[Layout element entries]
++++++++++

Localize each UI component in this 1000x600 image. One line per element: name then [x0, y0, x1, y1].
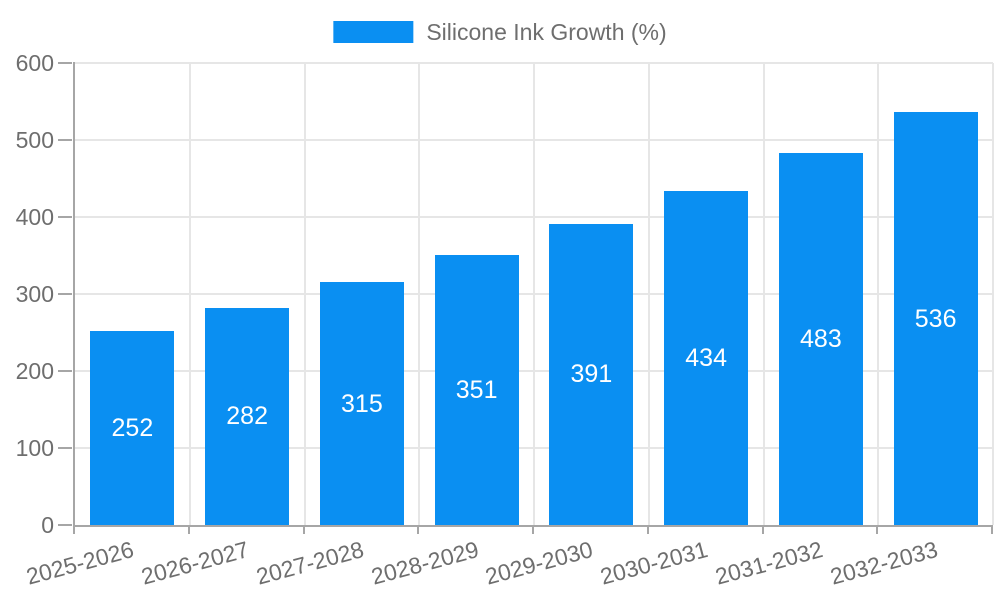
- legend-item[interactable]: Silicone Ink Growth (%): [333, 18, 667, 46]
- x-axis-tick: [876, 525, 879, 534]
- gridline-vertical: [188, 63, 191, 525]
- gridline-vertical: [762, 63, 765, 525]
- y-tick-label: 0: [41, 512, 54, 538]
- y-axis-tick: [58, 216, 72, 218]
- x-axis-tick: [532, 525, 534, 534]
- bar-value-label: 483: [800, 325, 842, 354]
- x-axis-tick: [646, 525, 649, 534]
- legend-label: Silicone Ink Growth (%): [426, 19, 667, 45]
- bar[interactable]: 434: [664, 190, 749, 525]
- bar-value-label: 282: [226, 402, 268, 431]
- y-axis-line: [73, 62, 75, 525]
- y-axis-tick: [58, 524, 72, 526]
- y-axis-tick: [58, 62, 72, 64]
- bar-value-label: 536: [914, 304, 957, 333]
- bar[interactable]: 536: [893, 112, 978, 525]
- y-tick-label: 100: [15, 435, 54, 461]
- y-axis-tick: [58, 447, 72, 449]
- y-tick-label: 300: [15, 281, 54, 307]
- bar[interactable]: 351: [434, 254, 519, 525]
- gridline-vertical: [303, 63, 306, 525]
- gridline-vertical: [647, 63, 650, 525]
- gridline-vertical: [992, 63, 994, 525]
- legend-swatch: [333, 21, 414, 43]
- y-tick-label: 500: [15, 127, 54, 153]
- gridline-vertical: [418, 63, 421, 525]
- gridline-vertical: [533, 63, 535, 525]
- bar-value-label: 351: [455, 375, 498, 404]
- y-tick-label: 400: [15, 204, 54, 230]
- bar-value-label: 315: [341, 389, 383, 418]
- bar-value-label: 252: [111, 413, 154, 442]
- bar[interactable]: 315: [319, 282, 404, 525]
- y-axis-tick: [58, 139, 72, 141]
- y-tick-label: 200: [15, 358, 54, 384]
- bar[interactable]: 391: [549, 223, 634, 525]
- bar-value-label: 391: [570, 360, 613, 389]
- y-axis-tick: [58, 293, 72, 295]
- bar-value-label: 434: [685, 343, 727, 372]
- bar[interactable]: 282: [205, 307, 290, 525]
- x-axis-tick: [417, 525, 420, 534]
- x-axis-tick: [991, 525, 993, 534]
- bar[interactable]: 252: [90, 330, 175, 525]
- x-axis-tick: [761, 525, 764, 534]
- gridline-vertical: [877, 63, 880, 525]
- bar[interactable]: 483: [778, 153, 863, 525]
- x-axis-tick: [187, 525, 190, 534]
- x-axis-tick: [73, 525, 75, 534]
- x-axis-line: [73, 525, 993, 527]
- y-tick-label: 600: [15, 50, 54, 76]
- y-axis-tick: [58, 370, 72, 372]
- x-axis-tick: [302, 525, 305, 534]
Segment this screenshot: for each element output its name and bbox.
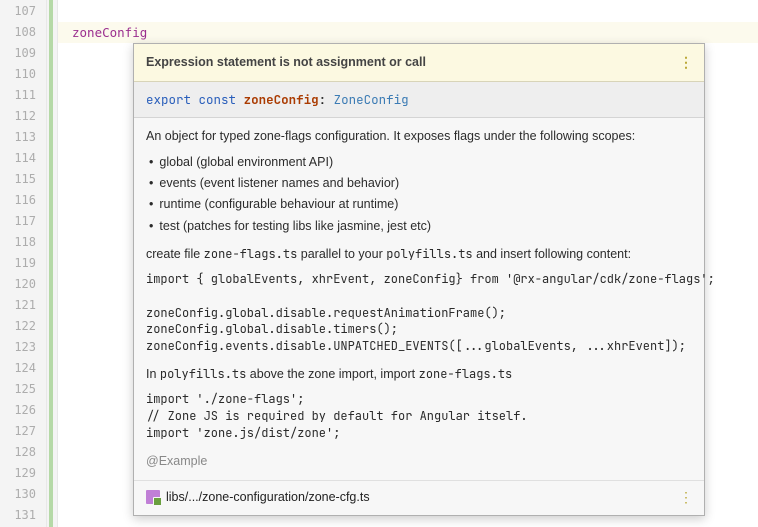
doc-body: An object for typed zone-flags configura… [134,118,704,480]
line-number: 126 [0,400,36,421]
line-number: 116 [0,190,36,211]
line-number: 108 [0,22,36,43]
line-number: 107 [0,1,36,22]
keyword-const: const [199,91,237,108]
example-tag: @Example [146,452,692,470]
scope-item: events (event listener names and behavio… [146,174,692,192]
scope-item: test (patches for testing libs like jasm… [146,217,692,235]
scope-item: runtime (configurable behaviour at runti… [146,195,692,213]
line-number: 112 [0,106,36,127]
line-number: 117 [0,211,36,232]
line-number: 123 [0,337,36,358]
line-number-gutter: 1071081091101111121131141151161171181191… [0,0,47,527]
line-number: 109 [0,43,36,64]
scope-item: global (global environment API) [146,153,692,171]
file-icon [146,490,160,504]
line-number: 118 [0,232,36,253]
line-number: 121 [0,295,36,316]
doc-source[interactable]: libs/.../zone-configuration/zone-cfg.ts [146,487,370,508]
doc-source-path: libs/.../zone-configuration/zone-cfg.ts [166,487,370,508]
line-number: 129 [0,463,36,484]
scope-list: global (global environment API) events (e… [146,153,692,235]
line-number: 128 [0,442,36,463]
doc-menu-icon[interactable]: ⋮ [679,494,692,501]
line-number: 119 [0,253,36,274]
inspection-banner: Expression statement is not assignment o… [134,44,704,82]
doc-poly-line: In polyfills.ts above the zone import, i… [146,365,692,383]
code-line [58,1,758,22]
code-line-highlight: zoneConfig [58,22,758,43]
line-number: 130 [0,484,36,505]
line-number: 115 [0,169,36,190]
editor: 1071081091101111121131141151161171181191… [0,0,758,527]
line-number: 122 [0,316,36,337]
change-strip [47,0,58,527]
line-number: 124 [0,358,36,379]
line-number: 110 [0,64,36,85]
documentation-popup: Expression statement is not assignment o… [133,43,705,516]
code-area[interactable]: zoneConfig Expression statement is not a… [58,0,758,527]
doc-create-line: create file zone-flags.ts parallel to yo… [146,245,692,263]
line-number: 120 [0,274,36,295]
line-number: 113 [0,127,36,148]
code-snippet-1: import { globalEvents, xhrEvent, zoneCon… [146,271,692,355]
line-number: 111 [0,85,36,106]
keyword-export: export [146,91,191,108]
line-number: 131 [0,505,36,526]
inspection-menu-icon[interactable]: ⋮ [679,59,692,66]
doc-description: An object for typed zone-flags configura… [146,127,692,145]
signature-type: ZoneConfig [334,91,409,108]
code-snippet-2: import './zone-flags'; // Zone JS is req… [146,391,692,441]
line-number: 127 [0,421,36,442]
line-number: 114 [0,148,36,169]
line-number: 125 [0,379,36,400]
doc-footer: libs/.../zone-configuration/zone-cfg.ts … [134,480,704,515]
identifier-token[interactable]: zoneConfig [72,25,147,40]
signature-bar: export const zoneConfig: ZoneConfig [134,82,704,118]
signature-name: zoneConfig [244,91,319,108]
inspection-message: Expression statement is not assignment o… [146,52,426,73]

++++++++++

* _AIM_
Render every line of the material above as a numbered list, omitting blank lines and the picture placeholders.

* _IN RESPONSE_
1. Localize each UI component in this 1000x600 image. One line per element: name then [x0, y0, x1, y1].
2. - legend-item[interactable]: Silicone Ink Growth (%): [333, 18, 667, 46]
3. - x-axis-tick: [876, 525, 879, 534]
4. - gridline-vertical: [188, 63, 191, 525]
5. - gridline-vertical: [762, 63, 765, 525]
6. - y-tick-label: 0: [41, 512, 54, 538]
7. - y-axis-tick: [58, 216, 72, 218]
8. - x-axis-tick: [532, 525, 534, 534]
9. - bar-value-label: 483: [800, 325, 842, 354]
10. - x-axis-tick: [646, 525, 649, 534]
11. - legend-label: Silicone Ink Growth (%): [426, 19, 667, 45]
12. - bar[interactable]: 434: [664, 190, 749, 525]
13. - bar-value-label: 282: [226, 402, 268, 431]
14. - y-axis-line: [73, 62, 75, 525]
15. - y-axis-tick: [58, 524, 72, 526]
16. - y-axis-tick: [58, 62, 72, 64]
17. - bar-value-label: 536: [914, 304, 957, 333]
18. - bar[interactable]: 536: [893, 112, 978, 525]
19. - y-tick-label: 100: [15, 435, 54, 461]
20. - y-axis-tick: [58, 447, 72, 449]
21. - y-tick-label: 300: [15, 281, 54, 307]
22. - bar[interactable]: 351: [434, 254, 519, 525]
23. - gridline-vertical: [303, 63, 306, 525]
24. - gridline-vertical: [647, 63, 650, 525]
25. - gridline-vertical: [992, 63, 994, 525]
26. - legend-swatch: [333, 21, 414, 43]
27. - y-tick-label: 500: [15, 127, 54, 153]
28. - gridline-vertical: [418, 63, 421, 525]
29. - gridline-vertical: [533, 63, 535, 525]
30. - bar-value-label: 351: [455, 375, 498, 404]
31. - y-tick-label: 400: [15, 204, 54, 230]
32. - bar-value-label: 315: [341, 389, 383, 418]
33. - bar-value-label: 252: [111, 413, 154, 442]
34. - bar[interactable]: 315: [319, 282, 404, 525]
35. - y-axis-tick: [58, 139, 72, 141]
36. - y-tick-label: 200: [15, 358, 54, 384]
37. - bar[interactable]: 391: [549, 223, 634, 525]
38. - bar-value-label: 391: [570, 360, 613, 389]
39. - y-axis-tick: [58, 293, 72, 295]
40. - bar-value-label: 434: [685, 343, 727, 372]
41. - bar[interactable]: 282: [205, 307, 290, 525]
42. - x-axis-tick: [417, 525, 420, 534]
43. - x-axis-tick: [991, 525, 993, 534]
44. - bar[interactable]: 252: [90, 330, 175, 525]
45. - x-axis-tick: [761, 525, 764, 534]
46. - gridline-vertical: [877, 63, 880, 525]
47. - bar[interactable]: 483: [778, 153, 863, 525]
48. - x-axis-tick: [187, 525, 190, 534]
49. - x-axis-tick: [73, 525, 75, 534]
50. - x-axis-line: [73, 525, 993, 527]
51. - y-tick-label: 600: [15, 50, 54, 76]
52. - y-axis-tick: [58, 370, 72, 372]
53. - x-axis-tick: [302, 525, 305, 534]
54. Segment this screenshot: for each element output its name and bbox.
55. doc-body: An object for typed zone-flags configura… [134,118,704,480]
56. line-number: 126 [0,400,36,421]
57. line-number: 116 [0,190,36,211]
58. line-number: 108 [0,22,36,43]
59. line-number: 107 [0,1,36,22]
60. keyword-const: const [199,91,237,108]
61. example-tag: @Example [146,452,692,470]
62. scope-item: events (event listener names and behavio… [146,174,692,192]
63. scope-item: test (patches for testing libs like jasm… [146,217,692,235]
64. scope-item: runtime (configurable behaviour at runti… [146,195,692,213]
65. line-number: 112 [0,106,36,127]
66. line-number: 117 [0,211,36,232]
67. line-number: 123 [0,337,36,358]
68. line-number-gutter: 1071081091101111121131141151161171181191… [0,0,47,527]
69. line-number: 109 [0,43,36,64]
70. scope-item: global (global environment API) [146,153,692,171]
71. file-icon [146,490,160,504]
72. line-number: 118 [0,232,36,253]
73. line-number: 121 [0,295,36,316]
74. doc-source[interactable]: libs/.../zone-configuration/zone-cfg.ts [146,487,370,508]
75. doc-source-path: libs/.../zone-configuration/zone-cfg.ts [166,487,370,508]
76. line-number: 129 [0,463,36,484]
77. scope-list: global (global environment API) events (e… [146,153,692,235]
78. line-number: 128 [0,442,36,463]
79. doc-menu-icon[interactable]: ⋮ [679,494,692,501]
80. line-number: 119 [0,253,36,274]
81. inspection-banner: Expression statement is not assignment o… [134,44,704,82]
82. doc-poly-line: In polyfills.ts above the zone import, i… [146,365,692,383]
83. code-line [58,1,758,22]
84. code-line-highlight: zoneConfig [58,22,758,43]
85. line-number: 130 [0,484,36,505]
86. line-number: 115 [0,169,36,190]
87. editor: 1071081091101111121131141151161171181191… [0,0,758,527]
88. line-number: 122 [0,316,36,337]
89. change-strip [47,0,58,527]
90. line-number: 124 [0,358,36,379]
91. line-number: 110 [0,64,36,85]
92. documentation-popup: Expression statement is not assignment o… [133,43,705,516]
93. code-area[interactable]: zoneConfig Expression statement is not a… [58,0,758,527]
94. doc-create-line: create file zone-flags.ts parallel to yo… [146,245,692,263]
95. line-number: 120 [0,274,36,295]
96. line-number: 113 [0,127,36,148]
97. code-snippet-1: import { globalEvents, xhrEvent, zoneCon… [146,271,692,355]
98. line-number: 111 [0,85,36,106]
99. keyword-export: export [146,91,191,108]
100. line-number: 131 [0,505,36,526]
101. inspection-menu-icon[interactable]: ⋮ [679,59,692,66]
102. doc-description: An object for typed zone-flags configura… [146,127,692,145]
103. signature-type: ZoneConfig [334,91,409,108]
104. code-snippet-2: import './zone-flags'; // Zone JS is req… [146,391,692,441]
105. line-number: 127 [0,421,36,442]
106. line-number: 114 [0,148,36,169]
107. line-number: 125 [0,379,36,400]
108. doc-footer: libs/.../zone-configuration/zone-cfg.ts … [134,480,704,515]
109. identifier-token[interactable]: zoneConfig [72,25,147,40]
110. signature-bar: export const zoneConfig: ZoneConfig [134,82,704,118]
111. signature-name: zoneConfig [244,91,319,108]
112. inspection-message: Expression statement is not assignment o… [146,52,426,73]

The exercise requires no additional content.